**DESCRIPTION OF THE TASK**
Convert the items below into a Markdown table with the columns "Row" and "Item line", one row per line with its number, and leave out any blank lines.

::: MATERIAL SUPPLIED

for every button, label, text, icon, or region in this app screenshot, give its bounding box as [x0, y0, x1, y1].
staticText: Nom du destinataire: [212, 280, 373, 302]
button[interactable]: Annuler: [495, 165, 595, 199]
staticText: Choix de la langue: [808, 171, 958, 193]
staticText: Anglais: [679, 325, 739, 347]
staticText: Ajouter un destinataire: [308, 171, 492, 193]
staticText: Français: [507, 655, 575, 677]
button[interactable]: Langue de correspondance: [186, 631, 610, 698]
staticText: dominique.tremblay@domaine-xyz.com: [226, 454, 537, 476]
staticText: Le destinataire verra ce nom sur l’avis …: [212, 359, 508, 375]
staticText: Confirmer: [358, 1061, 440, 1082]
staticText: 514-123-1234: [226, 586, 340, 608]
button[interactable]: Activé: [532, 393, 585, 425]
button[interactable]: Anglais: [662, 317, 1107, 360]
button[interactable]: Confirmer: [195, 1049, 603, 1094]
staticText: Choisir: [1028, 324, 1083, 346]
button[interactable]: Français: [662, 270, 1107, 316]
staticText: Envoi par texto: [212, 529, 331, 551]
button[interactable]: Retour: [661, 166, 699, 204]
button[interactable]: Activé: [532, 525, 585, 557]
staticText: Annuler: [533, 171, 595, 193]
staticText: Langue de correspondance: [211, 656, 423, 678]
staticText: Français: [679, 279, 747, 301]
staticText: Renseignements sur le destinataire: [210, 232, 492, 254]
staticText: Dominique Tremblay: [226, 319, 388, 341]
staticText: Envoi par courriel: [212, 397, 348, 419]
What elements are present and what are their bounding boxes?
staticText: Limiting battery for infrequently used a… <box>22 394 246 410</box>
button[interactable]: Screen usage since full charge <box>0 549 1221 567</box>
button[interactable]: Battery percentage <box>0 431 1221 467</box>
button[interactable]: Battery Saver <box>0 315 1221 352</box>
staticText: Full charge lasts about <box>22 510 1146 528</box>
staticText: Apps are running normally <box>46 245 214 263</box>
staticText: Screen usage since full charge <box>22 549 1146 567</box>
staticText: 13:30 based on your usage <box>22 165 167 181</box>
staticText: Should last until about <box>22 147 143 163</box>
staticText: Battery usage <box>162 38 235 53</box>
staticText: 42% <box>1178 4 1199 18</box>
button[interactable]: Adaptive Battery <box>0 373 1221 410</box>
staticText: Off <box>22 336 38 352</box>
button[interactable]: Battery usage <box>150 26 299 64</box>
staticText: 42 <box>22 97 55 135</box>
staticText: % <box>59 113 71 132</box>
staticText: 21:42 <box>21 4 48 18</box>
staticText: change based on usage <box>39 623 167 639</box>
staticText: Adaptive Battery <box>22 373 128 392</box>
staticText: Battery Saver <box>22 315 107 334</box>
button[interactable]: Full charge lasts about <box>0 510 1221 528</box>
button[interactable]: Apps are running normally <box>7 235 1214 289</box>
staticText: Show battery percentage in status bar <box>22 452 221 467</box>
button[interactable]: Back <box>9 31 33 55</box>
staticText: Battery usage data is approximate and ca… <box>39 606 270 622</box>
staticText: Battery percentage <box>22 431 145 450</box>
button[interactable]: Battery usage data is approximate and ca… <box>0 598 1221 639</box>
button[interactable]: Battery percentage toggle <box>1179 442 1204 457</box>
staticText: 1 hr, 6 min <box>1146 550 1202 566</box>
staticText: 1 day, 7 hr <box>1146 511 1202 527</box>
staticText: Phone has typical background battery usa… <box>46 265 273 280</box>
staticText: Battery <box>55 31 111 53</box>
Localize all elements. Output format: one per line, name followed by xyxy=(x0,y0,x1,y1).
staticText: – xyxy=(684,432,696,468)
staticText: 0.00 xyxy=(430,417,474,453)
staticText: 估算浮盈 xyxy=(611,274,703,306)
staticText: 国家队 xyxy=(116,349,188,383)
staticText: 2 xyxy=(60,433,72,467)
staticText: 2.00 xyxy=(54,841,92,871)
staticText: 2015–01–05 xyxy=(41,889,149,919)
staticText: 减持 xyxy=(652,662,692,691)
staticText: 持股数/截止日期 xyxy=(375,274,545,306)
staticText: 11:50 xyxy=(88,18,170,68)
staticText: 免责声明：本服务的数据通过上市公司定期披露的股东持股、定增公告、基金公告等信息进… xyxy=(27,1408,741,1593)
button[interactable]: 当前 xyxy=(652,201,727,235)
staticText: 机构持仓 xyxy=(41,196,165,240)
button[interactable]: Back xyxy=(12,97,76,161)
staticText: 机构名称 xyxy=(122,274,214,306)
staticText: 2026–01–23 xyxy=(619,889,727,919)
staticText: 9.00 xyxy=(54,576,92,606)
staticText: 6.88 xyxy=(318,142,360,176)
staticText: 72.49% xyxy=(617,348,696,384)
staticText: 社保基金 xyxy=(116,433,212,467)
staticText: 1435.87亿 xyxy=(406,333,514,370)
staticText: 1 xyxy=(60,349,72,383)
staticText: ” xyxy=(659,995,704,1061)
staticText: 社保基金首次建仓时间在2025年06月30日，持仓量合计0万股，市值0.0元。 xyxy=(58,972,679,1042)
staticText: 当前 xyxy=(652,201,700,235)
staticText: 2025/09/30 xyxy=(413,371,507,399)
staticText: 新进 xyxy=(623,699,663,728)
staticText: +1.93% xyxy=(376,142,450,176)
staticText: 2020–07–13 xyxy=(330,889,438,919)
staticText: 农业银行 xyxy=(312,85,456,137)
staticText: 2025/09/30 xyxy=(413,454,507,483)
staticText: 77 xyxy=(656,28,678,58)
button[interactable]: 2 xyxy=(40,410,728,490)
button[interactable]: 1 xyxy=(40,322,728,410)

::::::

**IN RESPONSE**
| Row | Item line |
|---|---|
| 1 | for every button, label, text, icon, or region in this app screenshot, give its bounding box as [x0, y0, x1, y1]. |
| 2 | staticText: Nom du destinataire: [212, 280, 373, 302] |
| 3 | button[interactable]: Annuler: [495, 165, 595, 199] |
| 4 | staticText: Choix de la langue: [808, 171, 958, 193] |
| 5 | staticText: Anglais: [679, 325, 739, 347] |
| 6 | staticText: Ajouter un destinataire: [308, 171, 492, 193] |
| 7 | staticText: Français: [507, 655, 575, 677] |
| 8 | button[interactable]: Langue de correspondance: [186, 631, 610, 698] |
| 9 | staticText: dominique.tremblay@domaine-xyz.com: [226, 454, 537, 476] |
| 10 | staticText: Le destinataire verra ce nom sur l’avis …: [212, 359, 508, 375] |
| 11 | staticText: Confirmer: [358, 1061, 440, 1082] |
| 12 | staticText: 514-123-1234: [226, 586, 340, 608] |
| 13 | button[interactable]: Activé: [532, 393, 585, 425] |
| 14 | button[interactable]: Anglais: [662, 317, 1107, 360] |
| 15 | button[interactable]: Confirmer: [195, 1049, 603, 1094] |
| 16 | staticText: Choisir: [1028, 324, 1083, 346] |
| 17 | button[interactable]: Français: [662, 270, 1107, 316] |
| 18 | staticText: Envoi par texto: [212, 529, 331, 551] |
| 19 | button[interactable]: Retour: [661, 166, 699, 204] |
| 20 | button[interactable]: Activé: [532, 525, 585, 557] |
| 21 | staticText: Annuler: [533, 171, 595, 193] |
| 22 | staticText: Langue de correspondance: [211, 656, 423, 678] |
| 23 | staticText: Français: [679, 279, 747, 301] |
| 24 | staticText: Renseignements sur le destinataire: [210, 232, 492, 254] |
| 25 | staticText: Dominique Tremblay: [226, 319, 388, 341] |
| 26 | staticText: Envoi par courriel: [212, 397, 348, 419] |
| 27 | What elements are present and what are their bounding boxes? |
| 28 | staticText: Limiting battery for infrequently used a… <box>22 394 246 410</box> |
| 29 | button[interactable]: Screen usage since full charge <box>0 549 1221 567</box> |
| 30 | button[interactable]: Battery percentage <box>0 431 1221 467</box> |
| 31 | button[interactable]: Battery Saver <box>0 315 1221 352</box> |
| 32 | staticText: Full charge lasts about <box>22 510 1146 528</box> |
| 33 | staticText: Apps are running normally <box>46 245 214 263</box> |
| 34 | staticText: Screen usage since full charge <box>22 549 1146 567</box> |
| 35 | staticText: 13:30 based on your usage <box>22 165 167 181</box> |
| 36 | staticText: Should last until about <box>22 147 143 163</box> |
| 37 | staticText: Battery usage <box>162 38 235 53</box> |
| 38 | staticText: 42% <box>1178 4 1199 18</box> |
| 39 | button[interactable]: Adaptive Battery <box>0 373 1221 410</box> |
| 40 | staticText: Off <box>22 336 38 352</box> |
| 41 | button[interactable]: Battery usage <box>150 26 299 64</box> |
| 42 | staticText: 42 <box>22 97 55 135</box> |
| 43 | staticText: % <box>59 113 71 132</box> |
| 44 | staticText: 21:42 <box>21 4 48 18</box> |
| 45 | staticText: change based on usage <box>39 623 167 639</box> |
| 46 | staticText: Adaptive Battery <box>22 373 128 392</box> |
| 47 | staticText: Battery Saver <box>22 315 107 334</box> |
| 48 | button[interactable]: Full charge lasts about <box>0 510 1221 528</box> |
| 49 | button[interactable]: Apps are running normally <box>7 235 1214 289</box> |
| 50 | staticText: Show battery percentage in status bar <box>22 452 221 467</box> |
| 51 | button[interactable]: Back <box>9 31 33 55</box> |
| 52 | staticText: Battery usage data is approximate and ca… <box>39 606 270 622</box> |
| 53 | staticText: Battery percentage <box>22 431 145 450</box> |
| 54 | button[interactable]: Battery usage data is approximate and ca… <box>0 598 1221 639</box> |
| 55 | button[interactable]: Battery percentage toggle <box>1179 442 1204 457</box> |
| 56 | staticText: 1 hr, 6 min <box>1146 550 1202 566</box> |
| 57 | staticText: 1 day, 7 hr <box>1146 511 1202 527</box> |
| 58 | staticText: Phone has typical background battery usa… <box>46 265 273 280</box> |
| 59 | staticText: Battery <box>55 31 111 53</box> |
| 60 | Localize all elements. Output format: one per line, name followed by xyxy=(x0,y0,x1,y1). |
| 61 | staticText: – xyxy=(684,432,696,468) |
| 62 | staticText: 0.00 xyxy=(430,417,474,453) |
| 63 | staticText: 估算浮盈 xyxy=(611,274,703,306) |
| 64 | staticText: 国家队 xyxy=(116,349,188,383) |
| 65 | staticText: 2 xyxy=(60,433,72,467) |
| 66 | staticText: 2.00 xyxy=(54,841,92,871) |
| 67 | staticText: 2015–01–05 xyxy=(41,889,149,919) |
| 68 | staticText: 减持 xyxy=(652,662,692,691) |
| 69 | staticText: 持股数/截止日期 xyxy=(375,274,545,306) |
| 70 | staticText: 11:50 xyxy=(88,18,170,68) |
| 71 | staticText: 免责声明：本服务的数据通过上市公司定期披露的股东持股、定增公告、基金公告等信息进… xyxy=(27,1408,741,1593) |
| 72 | button[interactable]: 当前 xyxy=(652,201,727,235) |
| 73 | staticText: 机构持仓 xyxy=(41,196,165,240) |
| 74 | button[interactable]: Back xyxy=(12,97,76,161) |
| 75 | staticText: 机构名称 xyxy=(122,274,214,306) |
| 76 | staticText: 2026–01–23 xyxy=(619,889,727,919) |
| 77 | staticText: 9.00 xyxy=(54,576,92,606) |
| 78 | staticText: 6.88 xyxy=(318,142,360,176) |
| 79 | staticText: 72.49% xyxy=(617,348,696,384) |
| 80 | staticText: 社保基金 xyxy=(116,433,212,467) |
| 81 | staticText: 1435.87亿 xyxy=(406,333,514,370) |
| 82 | staticText: 1 xyxy=(60,349,72,383) |
| 83 | staticText: ” xyxy=(659,995,704,1061) |
| 84 | staticText: 社保基金首次建仓时间在2025年06月30日，持仓量合计0万股，市值0.0元。 xyxy=(58,972,679,1042) |
| 85 | staticText: 当前 xyxy=(652,201,700,235) |
| 86 | staticText: 2025/09/30 xyxy=(413,371,507,399) |
| 87 | staticText: 新进 xyxy=(623,699,663,728) |
| 88 | staticText: +1.93% xyxy=(376,142,450,176) |
| 89 | staticText: 2020–07–13 xyxy=(330,889,438,919) |
| 90 | staticText: 农业银行 xyxy=(312,85,456,137) |
| 91 | staticText: 2025/09/30 xyxy=(413,454,507,483) |
| 92 | staticText: 77 xyxy=(656,28,678,58) |
| 93 | button[interactable]: 2 xyxy=(40,410,728,490) |
| 94 | button[interactable]: 1 xyxy=(40,322,728,410) |